[begin The data]
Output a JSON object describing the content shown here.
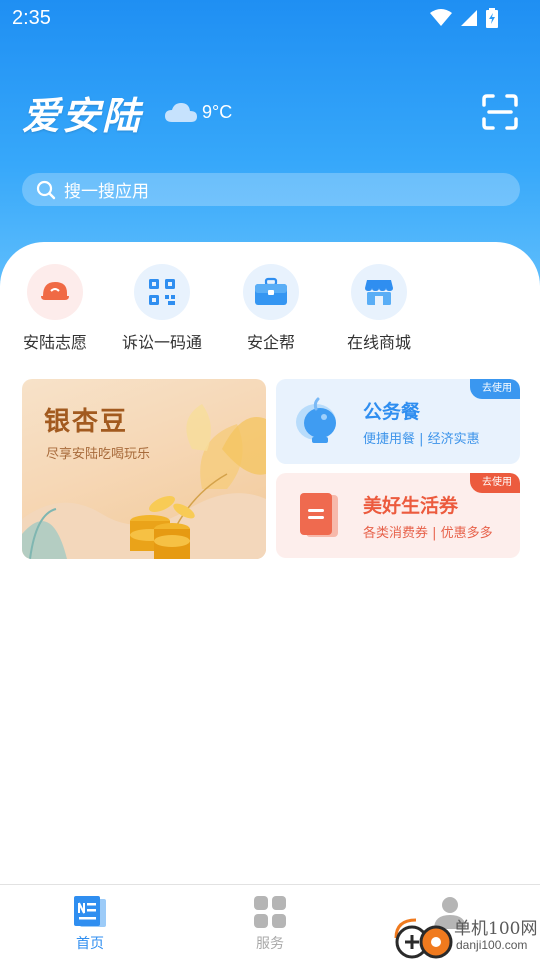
{
  "status_bar": {
    "time": "2:35"
  },
  "header": {
    "app_title": "爱安陆",
    "weather_temp": "9°C",
    "weather_icon": "cloud-icon",
    "scan_icon": "scan-icon"
  },
  "search": {
    "placeholder": "搜一搜应用"
  },
  "quick_actions": [
    {
      "label": "安陆志愿",
      "icon": "volunteer-cap-icon",
      "bg": "#fdecea",
      "color": "#f0643c"
    },
    {
      "label": "诉讼一码通",
      "icon": "qr-code-icon",
      "bg": "#e7f1fd",
      "color": "#2f8ef0"
    },
    {
      "label": "安企帮",
      "icon": "briefcase-icon",
      "bg": "#e7f1fd",
      "color": "#2f8ef0"
    },
    {
      "label": "在线商城",
      "icon": "store-icon",
      "bg": "#e7f1fd",
      "color": "#2f8ef0"
    }
  ],
  "cards": {
    "gingko": {
      "title": "银杏豆",
      "subtitle": "尽享安陆吃喝玩乐"
    },
    "official_meal": {
      "title": "公务餐",
      "subtitle": "便捷用餐 | 经济实惠",
      "badge": "去使用",
      "accent": "#2f8ef0"
    },
    "life_voucher": {
      "title": "美好生活券",
      "subtitle": "各类消费券 | 优惠多多",
      "badge": "去使用",
      "accent": "#ec5b3e"
    }
  },
  "tabbar": {
    "tabs": [
      {
        "label": "首页",
        "icon": "news-icon",
        "active": true
      },
      {
        "label": "服务",
        "icon": "grid-icon",
        "active": false
      },
      {
        "label": "",
        "icon": "profile-icon",
        "active": false
      }
    ],
    "active_color": "#2f8ef0",
    "inactive_color": "#a9a9a9"
  },
  "watermark": {
    "line1": "单机100网",
    "line2": "danji100.com"
  }
}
[end The data]
_Task prompt_. Reproduce the records verbatim, omitting all images they contain.

_Response below_.
Output a JSON object describing the content shown here.
{
  "status_bar": {
    "time": "2:35"
  },
  "header": {
    "app_title": "爱安陆",
    "weather_temp": "9°C",
    "weather_icon": "cloud-icon",
    "scan_icon": "scan-icon"
  },
  "search": {
    "placeholder": "搜一搜应用"
  },
  "quick_actions": [
    {
      "label": "安陆志愿",
      "icon": "volunteer-cap-icon",
      "bg": "#fdecea",
      "color": "#f0643c"
    },
    {
      "label": "诉讼一码通",
      "icon": "qr-code-icon",
      "bg": "#e7f1fd",
      "color": "#2f8ef0"
    },
    {
      "label": "安企帮",
      "icon": "briefcase-icon",
      "bg": "#e7f1fd",
      "color": "#2f8ef0"
    },
    {
      "label": "在线商城",
      "icon": "store-icon",
      "bg": "#e7f1fd",
      "color": "#2f8ef0"
    }
  ],
  "cards": {
    "gingko": {
      "title": "银杏豆",
      "subtitle": "尽享安陆吃喝玩乐"
    },
    "official_meal": {
      "title": "公务餐",
      "subtitle": "便捷用餐 | 经济实惠",
      "badge": "去使用",
      "accent": "#2f8ef0"
    },
    "life_voucher": {
      "title": "美好生活券",
      "subtitle": "各类消费券 | 优惠多多",
      "badge": "去使用",
      "accent": "#ec5b3e"
    }
  },
  "tabbar": {
    "tabs": [
      {
        "label": "首页",
        "icon": "news-icon",
        "active": true
      },
      {
        "label": "服务",
        "icon": "grid-icon",
        "active": false
      },
      {
        "label": "",
        "icon": "profile-icon",
        "active": false
      }
    ],
    "active_color": "#2f8ef0",
    "inactive_color": "#a9a9a9"
  },
  "watermark": {
    "line1": "单机100网",
    "line2": "danji100.com"
  }
}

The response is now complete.